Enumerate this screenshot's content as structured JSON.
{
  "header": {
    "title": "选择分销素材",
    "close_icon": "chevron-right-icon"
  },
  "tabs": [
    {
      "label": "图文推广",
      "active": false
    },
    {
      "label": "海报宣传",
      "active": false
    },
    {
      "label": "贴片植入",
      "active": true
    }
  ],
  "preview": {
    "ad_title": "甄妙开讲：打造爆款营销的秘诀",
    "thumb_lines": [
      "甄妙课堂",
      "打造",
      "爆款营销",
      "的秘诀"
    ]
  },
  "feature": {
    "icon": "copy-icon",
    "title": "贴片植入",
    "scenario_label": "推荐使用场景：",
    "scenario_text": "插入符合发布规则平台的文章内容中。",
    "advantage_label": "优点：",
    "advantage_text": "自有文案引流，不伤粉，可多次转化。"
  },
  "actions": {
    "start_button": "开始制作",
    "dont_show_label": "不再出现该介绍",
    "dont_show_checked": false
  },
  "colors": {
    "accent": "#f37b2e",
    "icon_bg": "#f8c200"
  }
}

**AIM OF THE TASK:** Retype the records in full. Keep every line identical to the original.

**SOLVED EXERCISE:**
Enumerate this screenshot's content as structured JSON.
{
  "header": {
    "title": "选择分销素材",
    "close_icon": "chevron-right-icon"
  },
  "tabs": [
    {
      "label": "图文推广",
      "active": false
    },
    {
      "label": "海报宣传",
      "active": false
    },
    {
      "label": "贴片植入",
      "active": true
    }
  ],
  "preview": {
    "ad_title": "甄妙开讲：打造爆款营销的秘诀",
    "thumb_lines": [
      "甄妙课堂",
      "打造",
      "爆款营销",
      "的秘诀"
    ]
  },
  "feature": {
    "icon": "copy-icon",
    "title": "贴片植入",
    "scenario_label": "推荐使用场景：",
    "scenario_text": "插入符合发布规则平台的文章内容中。",
    "advantage_label": "优点：",
    "advantage_text": "自有文案引流，不伤粉，可多次转化。"
  },
  "actions": {
    "start_button": "开始制作",
    "dont_show_label": "不再出现该介绍",
    "dont_show_checked": false
  },
  "colors": {
    "accent": "#f37b2e",
    "icon_bg": "#f8c200"
  }
}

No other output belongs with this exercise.